## The problem
Return the entries verbatim and drop every picture.

## Dataset

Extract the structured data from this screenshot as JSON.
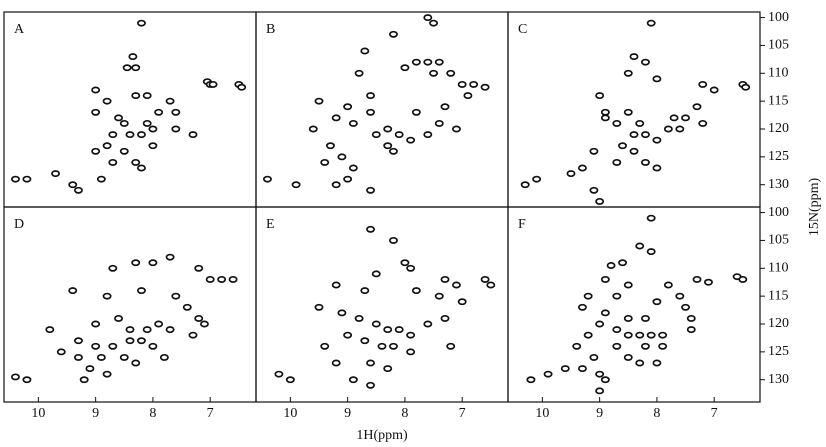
{
  "chart_data": [
    {
      "type": "scatter",
      "label": "A",
      "xlim": [
        10.6,
        6.2
      ],
      "ylim": [
        99,
        134
      ],
      "x": [
        8.2,
        8.35,
        8.3,
        8.45,
        7.05,
        7.0,
        6.95,
        6.5,
        6.45,
        9.0,
        8.8,
        8.3,
        8.1,
        9.0,
        8.6,
        8.5,
        8.7,
        8.4,
        8.2,
        8.0,
        8.1,
        7.6,
        7.3,
        8.8,
        8.5,
        8.7,
        8.3,
        8.2,
        8.0,
        10.4,
        10.2,
        9.7,
        9.4,
        9.3,
        8.9,
        9.0,
        7.9,
        7.6,
        7.7
      ],
      "y": [
        101,
        107,
        109,
        109,
        111.5,
        112,
        112,
        112,
        112.5,
        113,
        115,
        114,
        114,
        117,
        118,
        119,
        121,
        121,
        121,
        120,
        119,
        120,
        121,
        123,
        124,
        126,
        126,
        127,
        123,
        129,
        129,
        128,
        130,
        131,
        129,
        124,
        117,
        117,
        115
      ]
    },
    {
      "type": "scatter",
      "label": "B",
      "xlim": [
        10.6,
        6.2
      ],
      "ylim": [
        99,
        134
      ],
      "x": [
        7.6,
        7.5,
        8.2,
        8.7,
        7.4,
        7.6,
        7.8,
        8.0,
        8.8,
        7.5,
        7.2,
        7.0,
        6.8,
        6.6,
        6.9,
        9.5,
        9.0,
        8.6,
        9.2,
        8.9,
        9.6,
        8.3,
        8.5,
        8.1,
        8.3,
        8.2,
        7.9,
        7.6,
        7.4,
        7.1,
        9.3,
        9.1,
        9.4,
        8.9,
        9.0,
        9.2,
        8.6,
        9.9,
        10.4,
        7.8,
        8.6,
        7.3
      ],
      "y": [
        100,
        101,
        103,
        106,
        108,
        108,
        108,
        109,
        110,
        110,
        110,
        112,
        112,
        112.5,
        114,
        115,
        116,
        117,
        118,
        119,
        120,
        120,
        121,
        121,
        123,
        124,
        122,
        121,
        119,
        120,
        123,
        125,
        126,
        127,
        129,
        130,
        131,
        130,
        129,
        117,
        114,
        116
      ]
    },
    {
      "type": "scatter",
      "label": "C",
      "xlim": [
        10.6,
        6.2
      ],
      "ylim": [
        99,
        134
      ],
      "ylabel": "15N(ppm)",
      "yticks": [
        100,
        105,
        110,
        115,
        120,
        125,
        130
      ],
      "x": [
        8.1,
        8.4,
        8.2,
        8.5,
        8.0,
        7.2,
        7.0,
        6.5,
        6.45,
        9.0,
        8.9,
        8.5,
        8.7,
        8.3,
        8.4,
        8.2,
        8.0,
        7.8,
        7.6,
        7.5,
        7.3,
        7.2,
        8.6,
        8.4,
        8.2,
        8.0,
        8.7,
        9.1,
        9.3,
        9.5,
        10.3,
        10.1,
        9.1,
        9.0,
        8.9,
        7.7
      ],
      "y": [
        101,
        107,
        108,
        110,
        111,
        112,
        113,
        112,
        112.5,
        114,
        117,
        117,
        119,
        119,
        121,
        121,
        122,
        120,
        120,
        118,
        116,
        119,
        123,
        124,
        126,
        127,
        126,
        124,
        127,
        128,
        130,
        129,
        131,
        133,
        118,
        118
      ]
    },
    {
      "type": "scatter",
      "label": "D",
      "xlim": [
        10.6,
        6.2
      ],
      "ylim": [
        99,
        134
      ],
      "xticks": [
        10,
        9,
        8,
        7
      ],
      "x": [
        8.3,
        8.0,
        7.7,
        8.7,
        7.2,
        7.0,
        6.8,
        6.6,
        9.4,
        8.8,
        8.2,
        7.6,
        7.4,
        9.8,
        9.0,
        8.6,
        8.4,
        8.1,
        7.9,
        7.7,
        7.2,
        7.1,
        9.3,
        9.0,
        8.7,
        8.4,
        8.2,
        8.0,
        9.6,
        9.3,
        8.9,
        8.5,
        8.3,
        7.8,
        9.1,
        8.8,
        9.2,
        10.2,
        10.4,
        7.3
      ],
      "y": [
        109,
        109,
        108,
        110,
        110,
        112,
        112,
        112,
        114,
        115,
        114,
        115,
        117,
        121,
        120,
        119,
        121,
        121,
        120,
        121,
        119,
        120,
        123,
        124,
        124,
        123,
        123,
        124,
        125,
        126,
        126,
        126,
        127,
        126,
        128,
        129,
        130,
        130,
        129.5,
        122
      ]
    },
    {
      "type": "scatter",
      "label": "E",
      "xlim": [
        10.6,
        6.2
      ],
      "ylim": [
        99,
        134
      ],
      "xlabel": "1H(ppm)",
      "xticks": [
        10,
        9,
        8,
        7
      ],
      "x": [
        8.6,
        8.2,
        8.0,
        7.9,
        8.5,
        7.3,
        7.1,
        6.6,
        6.5,
        9.2,
        8.7,
        7.8,
        7.4,
        9.5,
        9.1,
        8.8,
        8.5,
        8.3,
        8.1,
        7.9,
        7.6,
        7.3,
        9.0,
        8.7,
        8.4,
        8.2,
        7.9,
        9.4,
        9.2,
        8.6,
        8.3,
        8.9,
        8.6,
        10.2,
        10.0,
        7.2,
        7.0
      ],
      "y": [
        103,
        105,
        109,
        110,
        111,
        112,
        113,
        112,
        113,
        113,
        114,
        114,
        115,
        117,
        118,
        119,
        120,
        121,
        121,
        122,
        120,
        119,
        122,
        123,
        124,
        124,
        125,
        124,
        127,
        127,
        128,
        130,
        131,
        129,
        130,
        124,
        116
      ]
    },
    {
      "type": "scatter",
      "label": "F",
      "xlim": [
        10.6,
        6.2
      ],
      "ylim": [
        99,
        134
      ],
      "xticks": [
        10,
        9,
        8,
        7
      ],
      "yticks": [
        100,
        105,
        110,
        115,
        120,
        125,
        130
      ],
      "x": [
        8.1,
        8.3,
        8.1,
        8.6,
        8.8,
        7.3,
        7.1,
        6.6,
        6.5,
        8.9,
        8.5,
        7.8,
        9.2,
        8.7,
        7.6,
        8.0,
        7.5,
        9.3,
        8.9,
        8.5,
        8.2,
        7.4,
        9.0,
        8.7,
        8.5,
        8.3,
        8.1,
        7.9,
        7.4,
        9.2,
        8.7,
        8.2,
        7.9,
        9.4,
        9.1,
        8.5,
        8.3,
        8.0,
        9.3,
        9.6,
        9.0,
        8.9,
        9.0,
        10.2,
        9.9
      ],
      "y": [
        101,
        106,
        107,
        109,
        109.5,
        112,
        112.5,
        111.5,
        112,
        112,
        113,
        113,
        115,
        115,
        115,
        116,
        117,
        117,
        118,
        119,
        119,
        119,
        120,
        121,
        122,
        122,
        122,
        122,
        121,
        122,
        124,
        124,
        124,
        124,
        126,
        126,
        127,
        127,
        128,
        128,
        129,
        130,
        132,
        130,
        129
      ]
    }
  ]
}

## Response
Extract the structured data from this screenshot as JSON.
{
  "chart_data": [
    {
      "type": "scatter",
      "label": "A",
      "xlim": [
        10.6,
        6.2
      ],
      "ylim": [
        99,
        134
      ],
      "x": [
        8.2,
        8.35,
        8.3,
        8.45,
        7.05,
        7.0,
        6.95,
        6.5,
        6.45,
        9.0,
        8.8,
        8.3,
        8.1,
        9.0,
        8.6,
        8.5,
        8.7,
        8.4,
        8.2,
        8.0,
        8.1,
        7.6,
        7.3,
        8.8,
        8.5,
        8.7,
        8.3,
        8.2,
        8.0,
        10.4,
        10.2,
        9.7,
        9.4,
        9.3,
        8.9,
        9.0,
        7.9,
        7.6,
        7.7
      ],
      "y": [
        101,
        107,
        109,
        109,
        111.5,
        112,
        112,
        112,
        112.5,
        113,
        115,
        114,
        114,
        117,
        118,
        119,
        121,
        121,
        121,
        120,
        119,
        120,
        121,
        123,
        124,
        126,
        126,
        127,
        123,
        129,
        129,
        128,
        130,
        131,
        129,
        124,
        117,
        117,
        115
      ]
    },
    {
      "type": "scatter",
      "label": "B",
      "xlim": [
        10.6,
        6.2
      ],
      "ylim": [
        99,
        134
      ],
      "x": [
        7.6,
        7.5,
        8.2,
        8.7,
        7.4,
        7.6,
        7.8,
        8.0,
        8.8,
        7.5,
        7.2,
        7.0,
        6.8,
        6.6,
        6.9,
        9.5,
        9.0,
        8.6,
        9.2,
        8.9,
        9.6,
        8.3,
        8.5,
        8.1,
        8.3,
        8.2,
        7.9,
        7.6,
        7.4,
        7.1,
        9.3,
        9.1,
        9.4,
        8.9,
        9.0,
        9.2,
        8.6,
        9.9,
        10.4,
        7.8,
        8.6,
        7.3
      ],
      "y": [
        100,
        101,
        103,
        106,
        108,
        108,
        108,
        109,
        110,
        110,
        110,
        112,
        112,
        112.5,
        114,
        115,
        116,
        117,
        118,
        119,
        120,
        120,
        121,
        121,
        123,
        124,
        122,
        121,
        119,
        120,
        123,
        125,
        126,
        127,
        129,
        130,
        131,
        130,
        129,
        117,
        114,
        116
      ]
    },
    {
      "type": "scatter",
      "label": "C",
      "xlim": [
        10.6,
        6.2
      ],
      "ylim": [
        99,
        134
      ],
      "ylabel": "15N(ppm)",
      "yticks": [
        100,
        105,
        110,
        115,
        120,
        125,
        130
      ],
      "x": [
        8.1,
        8.4,
        8.2,
        8.5,
        8.0,
        7.2,
        7.0,
        6.5,
        6.45,
        9.0,
        8.9,
        8.5,
        8.7,
        8.3,
        8.4,
        8.2,
        8.0,
        7.8,
        7.6,
        7.5,
        7.3,
        7.2,
        8.6,
        8.4,
        8.2,
        8.0,
        8.7,
        9.1,
        9.3,
        9.5,
        10.3,
        10.1,
        9.1,
        9.0,
        8.9,
        7.7
      ],
      "y": [
        101,
        107,
        108,
        110,
        111,
        112,
        113,
        112,
        112.5,
        114,
        117,
        117,
        119,
        119,
        121,
        121,
        122,
        120,
        120,
        118,
        116,
        119,
        123,
        124,
        126,
        127,
        126,
        124,
        127,
        128,
        130,
        129,
        131,
        133,
        118,
        118
      ]
    },
    {
      "type": "scatter",
      "label": "D",
      "xlim": [
        10.6,
        6.2
      ],
      "ylim": [
        99,
        134
      ],
      "xticks": [
        10,
        9,
        8,
        7
      ],
      "x": [
        8.3,
        8.0,
        7.7,
        8.7,
        7.2,
        7.0,
        6.8,
        6.6,
        9.4,
        8.8,
        8.2,
        7.6,
        7.4,
        9.8,
        9.0,
        8.6,
        8.4,
        8.1,
        7.9,
        7.7,
        7.2,
        7.1,
        9.3,
        9.0,
        8.7,
        8.4,
        8.2,
        8.0,
        9.6,
        9.3,
        8.9,
        8.5,
        8.3,
        7.8,
        9.1,
        8.8,
        9.2,
        10.2,
        10.4,
        7.3
      ],
      "y": [
        109,
        109,
        108,
        110,
        110,
        112,
        112,
        112,
        114,
        115,
        114,
        115,
        117,
        121,
        120,
        119,
        121,
        121,
        120,
        121,
        119,
        120,
        123,
        124,
        124,
        123,
        123,
        124,
        125,
        126,
        126,
        126,
        127,
        126,
        128,
        129,
        130,
        130,
        129.5,
        122
      ]
    },
    {
      "type": "scatter",
      "label": "E",
      "xlim": [
        10.6,
        6.2
      ],
      "ylim": [
        99,
        134
      ],
      "xlabel": "1H(ppm)",
      "xticks": [
        10,
        9,
        8,
        7
      ],
      "x": [
        8.6,
        8.2,
        8.0,
        7.9,
        8.5,
        7.3,
        7.1,
        6.6,
        6.5,
        9.2,
        8.7,
        7.8,
        7.4,
        9.5,
        9.1,
        8.8,
        8.5,
        8.3,
        8.1,
        7.9,
        7.6,
        7.3,
        9.0,
        8.7,
        8.4,
        8.2,
        7.9,
        9.4,
        9.2,
        8.6,
        8.3,
        8.9,
        8.6,
        10.2,
        10.0,
        7.2,
        7.0
      ],
      "y": [
        103,
        105,
        109,
        110,
        111,
        112,
        113,
        112,
        113,
        113,
        114,
        114,
        115,
        117,
        118,
        119,
        120,
        121,
        121,
        122,
        120,
        119,
        122,
        123,
        124,
        124,
        125,
        124,
        127,
        127,
        128,
        130,
        131,
        129,
        130,
        124,
        116
      ]
    },
    {
      "type": "scatter",
      "label": "F",
      "xlim": [
        10.6,
        6.2
      ],
      "ylim": [
        99,
        134
      ],
      "xticks": [
        10,
        9,
        8,
        7
      ],
      "yticks": [
        100,
        105,
        110,
        115,
        120,
        125,
        130
      ],
      "x": [
        8.1,
        8.3,
        8.1,
        8.6,
        8.8,
        7.3,
        7.1,
        6.6,
        6.5,
        8.9,
        8.5,
        7.8,
        9.2,
        8.7,
        7.6,
        8.0,
        7.5,
        9.3,
        8.9,
        8.5,
        8.2,
        7.4,
        9.0,
        8.7,
        8.5,
        8.3,
        8.1,
        7.9,
        7.4,
        9.2,
        8.7,
        8.2,
        7.9,
        9.4,
        9.1,
        8.5,
        8.3,
        8.0,
        9.3,
        9.6,
        9.0,
        8.9,
        9.0,
        10.2,
        9.9
      ],
      "y": [
        101,
        106,
        107,
        109,
        109.5,
        112,
        112.5,
        111.5,
        112,
        112,
        113,
        113,
        115,
        115,
        115,
        116,
        117,
        117,
        118,
        119,
        119,
        119,
        120,
        121,
        122,
        122,
        122,
        122,
        121,
        122,
        124,
        124,
        124,
        124,
        126,
        126,
        127,
        127,
        128,
        128,
        129,
        130,
        132,
        130,
        129
      ]
    }
  ]
}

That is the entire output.